Exercise = Write out every entry exactly as it stands.

Excerpted data =
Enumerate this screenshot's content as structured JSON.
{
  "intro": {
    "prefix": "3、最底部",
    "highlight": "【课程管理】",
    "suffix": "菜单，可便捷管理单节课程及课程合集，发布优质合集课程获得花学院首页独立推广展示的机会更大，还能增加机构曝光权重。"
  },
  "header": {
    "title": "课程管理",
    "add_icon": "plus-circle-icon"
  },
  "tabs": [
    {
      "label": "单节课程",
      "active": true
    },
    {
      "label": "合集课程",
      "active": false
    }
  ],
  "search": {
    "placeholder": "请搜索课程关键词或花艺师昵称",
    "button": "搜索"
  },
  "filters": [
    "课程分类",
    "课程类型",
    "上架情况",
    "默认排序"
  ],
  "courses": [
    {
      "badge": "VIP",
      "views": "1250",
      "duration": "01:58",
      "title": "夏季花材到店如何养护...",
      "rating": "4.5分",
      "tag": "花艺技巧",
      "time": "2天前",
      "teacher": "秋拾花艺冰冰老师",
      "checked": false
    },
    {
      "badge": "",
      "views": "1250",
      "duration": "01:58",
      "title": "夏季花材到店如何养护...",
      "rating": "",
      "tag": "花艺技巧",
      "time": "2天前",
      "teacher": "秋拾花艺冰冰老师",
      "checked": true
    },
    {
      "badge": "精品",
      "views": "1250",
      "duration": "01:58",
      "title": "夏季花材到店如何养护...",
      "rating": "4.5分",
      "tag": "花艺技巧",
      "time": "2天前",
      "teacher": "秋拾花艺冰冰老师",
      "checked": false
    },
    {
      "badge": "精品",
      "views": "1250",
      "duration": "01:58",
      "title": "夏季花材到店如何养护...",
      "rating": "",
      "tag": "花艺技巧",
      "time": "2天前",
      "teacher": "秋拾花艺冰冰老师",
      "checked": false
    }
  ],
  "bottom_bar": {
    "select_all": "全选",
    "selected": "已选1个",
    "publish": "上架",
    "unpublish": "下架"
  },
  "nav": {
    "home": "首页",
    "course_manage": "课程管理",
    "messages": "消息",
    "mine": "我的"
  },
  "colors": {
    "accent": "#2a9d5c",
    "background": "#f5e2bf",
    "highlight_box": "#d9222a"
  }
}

Complete response =
Enumerate this screenshot's content as structured JSON.
{
  "intro": {
    "prefix": "3、最底部",
    "highlight": "【课程管理】",
    "suffix": "菜单，可便捷管理单节课程及课程合集，发布优质合集课程获得花学院首页独立推广展示的机会更大，还能增加机构曝光权重。"
  },
  "header": {
    "title": "课程管理",
    "add_icon": "plus-circle-icon"
  },
  "tabs": [
    {
      "label": "单节课程",
      "active": true
    },
    {
      "label": "合集课程",
      "active": false
    }
  ],
  "search": {
    "placeholder": "请搜索课程关键词或花艺师昵称",
    "button": "搜索"
  },
  "filters": [
    "课程分类",
    "课程类型",
    "上架情况",
    "默认排序"
  ],
  "courses": [
    {
      "badge": "VIP",
      "views": "1250",
      "duration": "01:58",
      "title": "夏季花材到店如何养护...",
      "rating": "4.5分",
      "tag": "花艺技巧",
      "time": "2天前",
      "teacher": "秋拾花艺冰冰老师",
      "checked": false
    },
    {
      "badge": "",
      "views": "1250",
      "duration": "01:58",
      "title": "夏季花材到店如何养护...",
      "rating": "",
      "tag": "花艺技巧",
      "time": "2天前",
      "teacher": "秋拾花艺冰冰老师",
      "checked": true
    },
    {
      "badge": "精品",
      "views": "1250",
      "duration": "01:58",
      "title": "夏季花材到店如何养护...",
      "rating": "4.5分",
      "tag": "花艺技巧",
      "time": "2天前",
      "teacher": "秋拾花艺冰冰老师",
      "checked": false
    },
    {
      "badge": "精品",
      "views": "1250",
      "duration": "01:58",
      "title": "夏季花材到店如何养护...",
      "rating": "",
      "tag": "花艺技巧",
      "time": "2天前",
      "teacher": "秋拾花艺冰冰老师",
      "checked": false
    }
  ],
  "bottom_bar": {
    "select_all": "全选",
    "selected": "已选1个",
    "publish": "上架",
    "unpublish": "下架"
  },
  "nav": {
    "home": "首页",
    "course_manage": "课程管理",
    "messages": "消息",
    "mine": "我的"
  },
  "colors": {
    "accent": "#2a9d5c",
    "background": "#f5e2bf",
    "highlight_box": "#d9222a"
  }
}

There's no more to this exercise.